→ **REQUIRED TASK**
Return each line of the records holding the string "text".

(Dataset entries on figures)
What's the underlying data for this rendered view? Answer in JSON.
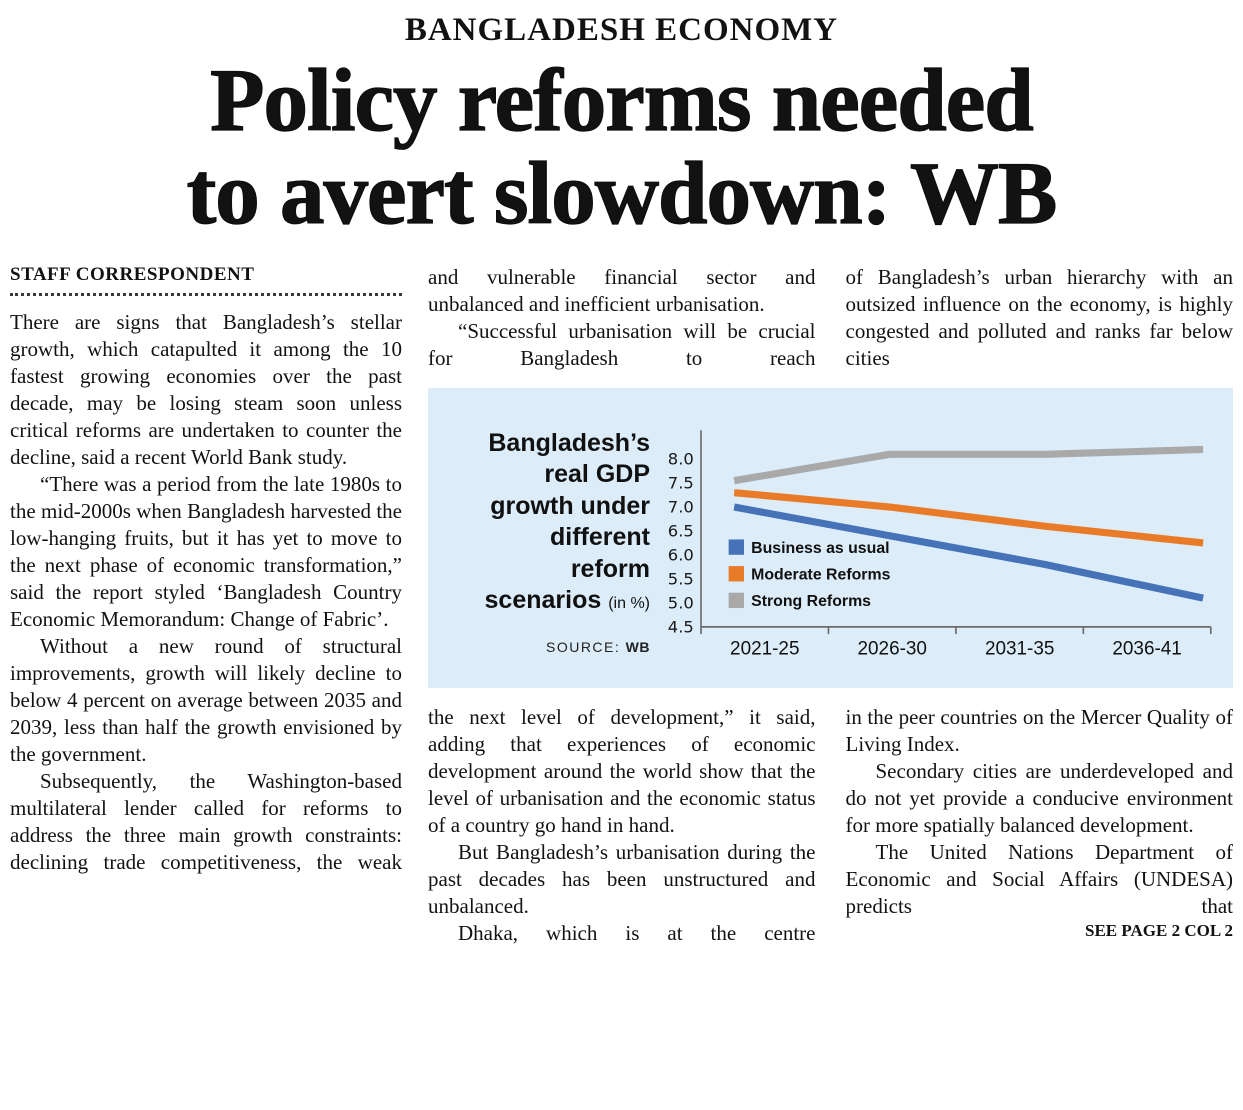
{
  "kicker": "BANGLADESH ECONOMY",
  "headline": "Policy reforms needed\nto avert slowdown: WB",
  "byline": "STAFF CORRESPONDENT",
  "see_more": "SEE PAGE 2 COL 2",
  "columns": {
    "col1": [
      "There are signs that Bangladesh’s stellar growth, which catapulted it among the 10 fastest growing economies over the past decade, may be losing steam soon unless critical reforms are undertaken to counter the decline, said a recent World Bank study.",
      "“There was a period from the late 1980s to the mid-2000s when Bangladesh harvested the low-hanging fruits, but it has yet to move to the next phase of economic transformation,” said the report styled ‘Bangladesh Country Economic Memorandum: Change of Fabric’.",
      "Without a new round of structural improvements, growth will likely decline to below 4 percent on average between 2035 and 2039, less than half the growth envisioned by the government.",
      "Subsequently, the Washington-based multilateral lender called for reforms to address the three main growth constraints: declining trade competitiveness, the weak"
    ],
    "col2_top": [
      "and vulnerable financial sector and unbalanced and inefficient urbanisation.",
      "“Successful urbanisation will be crucial for Bangladesh to reach"
    ],
    "col3_top": [
      "of Bangladesh’s urban hierarchy with an outsized influence on the economy, is highly congested and polluted and ranks far below cities"
    ],
    "col2_bottom": [
      "the next level of development,” it said, adding that experiences of economic development around the world show that the level of urbanisation and the economic status of a country go hand in hand.",
      "But Bangladesh’s urbanisation during the past decades has been unstructured and unbalanced.",
      "Dhaka, which is at the centre"
    ],
    "col3_bottom": [
      "in the peer countries on the Mercer Quality of Living Index.",
      "Secondary cities are underdeveloped and do not yet provide a conducive environment for more spatially balanced development.",
      "The United Nations Department of Economic and Social Affairs (UNDESA) predicts that"
    ]
  },
  "chart": {
    "title_main": "Bangladesh’s\nreal GDP\ngrowth under\ndifferent\nreform",
    "title_last": "scenarios",
    "title_unit": "(in %)",
    "source_label": "SOURCE:",
    "source_value": "WB",
    "background": "#dcecf8"
  },
  "chart_data": {
    "type": "line",
    "title": "Bangladesh’s real GDP growth under different reform scenarios (in %)",
    "categories": [
      "2021-25",
      "2026-30",
      "2031-35",
      "2036-41"
    ],
    "series": [
      {
        "name": "Business as usual",
        "color": "#4673b8",
        "values": [
          7.0,
          6.4,
          5.8,
          5.1
        ]
      },
      {
        "name": "Moderate Reforms",
        "color": "#e87a28",
        "values": [
          7.3,
          7.0,
          6.6,
          6.25
        ]
      },
      {
        "name": "Strong Reforms",
        "color": "#a9a9a9",
        "values": [
          7.55,
          8.1,
          8.1,
          8.2
        ]
      }
    ],
    "yticks": [
      4.5,
      5.0,
      5.5,
      6.0,
      6.5,
      7.0,
      7.5,
      8.0
    ],
    "ylim": [
      4.5,
      8.6
    ],
    "xlabel": "",
    "ylabel": "real GDP growth (in %)",
    "grid": false,
    "legend_position": "inside-left",
    "source": "WB"
  }
}
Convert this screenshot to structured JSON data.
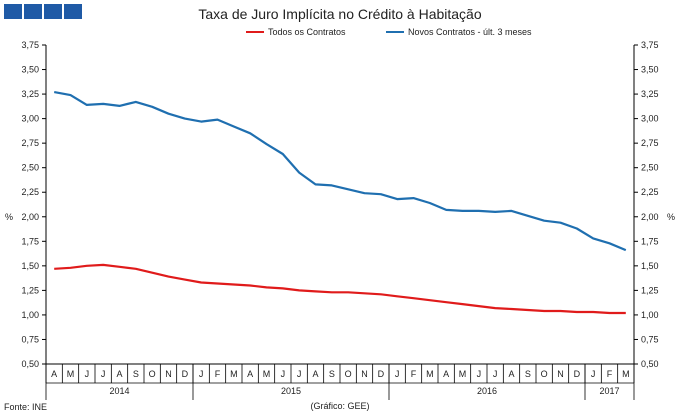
{
  "header": {
    "logo_colors": [
      "#1f5aa6",
      "#1f5aa6",
      "#1f5aa6",
      "#1f5aa6"
    ]
  },
  "footer": {
    "source": "Fonte: INE",
    "credit": "(Gráfico: GEE)"
  },
  "chart_data": {
    "type": "line",
    "title": "Taxa de Juro Implícita no Crédito à Habitação",
    "ylabel_left": "%",
    "ylabel_right": "%",
    "ylim": [
      0.5,
      3.75
    ],
    "ytick_step": 0.25,
    "ytick_labels": [
      "0,50",
      "0,75",
      "1,00",
      "1,25",
      "1,50",
      "1,75",
      "2,00",
      "2,25",
      "2,50",
      "2,75",
      "3,00",
      "3,25",
      "3,50",
      "3,75"
    ],
    "grid": false,
    "legend_position": "top",
    "x": [
      "A",
      "M",
      "J",
      "J",
      "A",
      "S",
      "O",
      "N",
      "D",
      "J",
      "F",
      "M",
      "A",
      "M",
      "J",
      "J",
      "A",
      "S",
      "O",
      "N",
      "D",
      "J",
      "F",
      "M",
      "A",
      "M",
      "J",
      "J",
      "A",
      "S",
      "O",
      "N",
      "D",
      "J",
      "F",
      "M"
    ],
    "year_groups": [
      {
        "label": "2014",
        "count": 9
      },
      {
        "label": "2015",
        "count": 12
      },
      {
        "label": "2016",
        "count": 12
      },
      {
        "label": "2017",
        "count": 3
      }
    ],
    "series": [
      {
        "name": "Todos os Contratos",
        "color": "#e01b1b",
        "values": [
          1.47,
          1.48,
          1.5,
          1.51,
          1.49,
          1.47,
          1.43,
          1.39,
          1.36,
          1.33,
          1.32,
          1.31,
          1.3,
          1.28,
          1.27,
          1.25,
          1.24,
          1.23,
          1.23,
          1.22,
          1.21,
          1.19,
          1.17,
          1.15,
          1.13,
          1.11,
          1.09,
          1.07,
          1.06,
          1.05,
          1.04,
          1.04,
          1.03,
          1.03,
          1.02,
          1.02
        ]
      },
      {
        "name": "Novos Contratos - últ. 3 meses",
        "color": "#1f6fb0",
        "values": [
          3.27,
          3.24,
          3.14,
          3.15,
          3.13,
          3.17,
          3.12,
          3.05,
          3.0,
          2.97,
          2.99,
          2.92,
          2.85,
          2.74,
          2.64,
          2.45,
          2.33,
          2.32,
          2.28,
          2.24,
          2.23,
          2.18,
          2.19,
          2.14,
          2.07,
          2.06,
          2.06,
          2.05,
          2.06,
          2.01,
          1.96,
          1.94,
          1.88,
          1.78,
          1.73,
          1.66
        ]
      }
    ]
  }
}
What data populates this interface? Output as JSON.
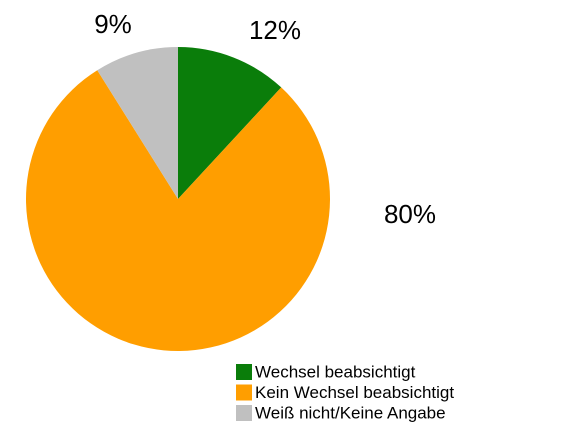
{
  "chart_data": {
    "type": "pie",
    "categories": [
      "Wechsel beabsichtigt",
      "Kein Wechsel beabsichtigt",
      "Weiß nicht/Keine Angabe"
    ],
    "values": [
      12,
      80,
      9
    ],
    "value_labels": [
      "12%",
      "80%",
      "9%"
    ],
    "colors": [
      "#0a7d0a",
      "#ff9e00",
      "#c0c0c0"
    ],
    "legend": "bottom-right"
  }
}
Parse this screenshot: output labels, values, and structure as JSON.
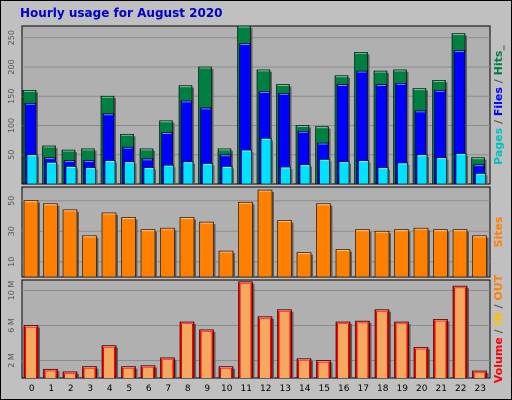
{
  "title": "Hourly usage for August 2020",
  "chart_data": [
    {
      "type": "bar",
      "panel": "pages-files-hits",
      "categories": [
        "0",
        "1",
        "2",
        "3",
        "4",
        "5",
        "6",
        "7",
        "8",
        "9",
        "10",
        "11",
        "12",
        "13",
        "14",
        "15",
        "16",
        "17",
        "18",
        "19",
        "20",
        "21",
        "22",
        "23"
      ],
      "y_ticks": [
        "50",
        "100",
        "150",
        "200",
        "250"
      ],
      "ylim": [
        0,
        270
      ],
      "series": [
        {
          "name": "Hits",
          "color": "#008040",
          "values": [
            160,
            65,
            58,
            60,
            150,
            85,
            60,
            108,
            168,
            200,
            60,
            270,
            195,
            170,
            100,
            98,
            185,
            225,
            193,
            195,
            163,
            177,
            257,
            45
          ]
        },
        {
          "name": "Files",
          "color": "#0000ff",
          "values": [
            138,
            45,
            40,
            40,
            120,
            63,
            43,
            88,
            142,
            130,
            50,
            240,
            158,
            155,
            90,
            70,
            170,
            193,
            170,
            172,
            125,
            160,
            228,
            33
          ]
        },
        {
          "name": "Pages",
          "color": "#00e0ff",
          "values": [
            50,
            37,
            30,
            28,
            40,
            38,
            28,
            32,
            38,
            35,
            30,
            58,
            78,
            29,
            33,
            42,
            38,
            40,
            28,
            36,
            50,
            45,
            52,
            18
          ]
        }
      ],
      "side_label": [
        {
          "text": "Pages",
          "color": "#00c0c0"
        },
        {
          "text": " / ",
          "color": "#555555"
        },
        {
          "text": "Files",
          "color": "#0000ff"
        },
        {
          "text": " / ",
          "color": "#555555"
        },
        {
          "text": "Hits",
          "color": "#008040"
        },
        {
          "text": "_",
          "color": "#555555"
        }
      ]
    },
    {
      "type": "bar",
      "panel": "sites",
      "categories": [
        "0",
        "1",
        "2",
        "3",
        "4",
        "5",
        "6",
        "7",
        "8",
        "9",
        "10",
        "11",
        "12",
        "13",
        "14",
        "15",
        "16",
        "17",
        "18",
        "19",
        "20",
        "21",
        "22",
        "23"
      ],
      "y_ticks": [
        "10",
        "30",
        "50"
      ],
      "ylim": [
        0,
        59
      ],
      "series": [
        {
          "name": "Sites",
          "color": "#ff8000",
          "values": [
            50,
            48,
            44,
            27,
            42,
            39,
            31,
            32,
            39,
            36,
            17,
            49,
            57,
            37,
            16,
            48,
            18,
            31,
            30,
            31,
            32,
            31,
            31,
            27
          ]
        }
      ],
      "side_label": [
        {
          "text": "Sites",
          "color": "#ff8000"
        }
      ]
    },
    {
      "type": "bar",
      "panel": "volume",
      "categories": [
        "0",
        "1",
        "2",
        "3",
        "4",
        "5",
        "6",
        "7",
        "8",
        "9",
        "10",
        "11",
        "12",
        "13",
        "14",
        "15",
        "16",
        "17",
        "18",
        "19",
        "20",
        "21",
        "22",
        "23"
      ],
      "y_ticks": [
        "2 M",
        "6 M",
        "10 M"
      ],
      "ylim": [
        0,
        11.2
      ],
      "series": [
        {
          "name": "Volume",
          "color": "#ff0000",
          "values": [
            6.0,
            1.0,
            0.7,
            1.3,
            3.7,
            1.3,
            1.4,
            2.3,
            6.4,
            5.5,
            1.3,
            11.0,
            7.0,
            7.8,
            2.2,
            2.0,
            6.4,
            6.5,
            7.8,
            6.4,
            3.5,
            6.7,
            10.5,
            0.8
          ]
        }
      ],
      "side_label": [
        {
          "text": "Volume",
          "color": "#ff0000"
        },
        {
          "text": " / ",
          "color": "#555555"
        },
        {
          "text": "IN",
          "color": "#ffc000"
        },
        {
          "text": " / ",
          "color": "#555555"
        },
        {
          "text": "OUT",
          "color": "#ff8000"
        }
      ]
    }
  ]
}
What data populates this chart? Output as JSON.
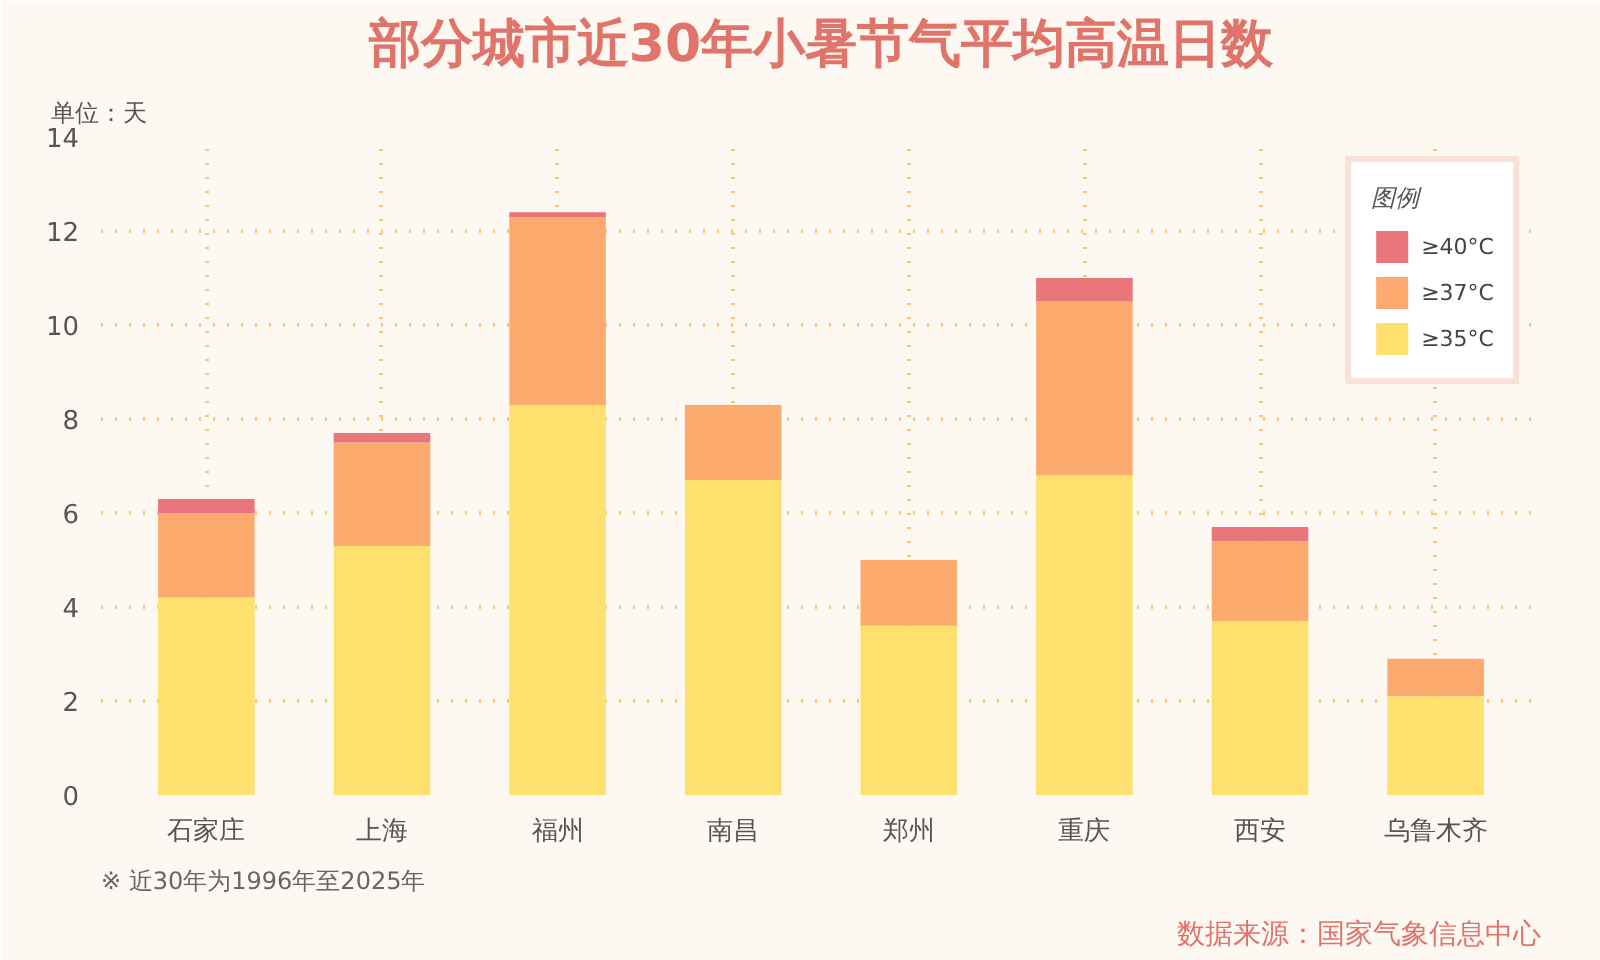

→ **SOLUTION FOR THIS PROBLEM**
          "text": "Pages",
          "text": " / ",
          "text": "Files",
          "text": " / ",
          "text": "Hits",
          "text": "_",
          "text": "Sites",
          "text": "Volume",
          "text": " / ",
          "text": "IN",
          "text": " / ",
          "text": "OUT",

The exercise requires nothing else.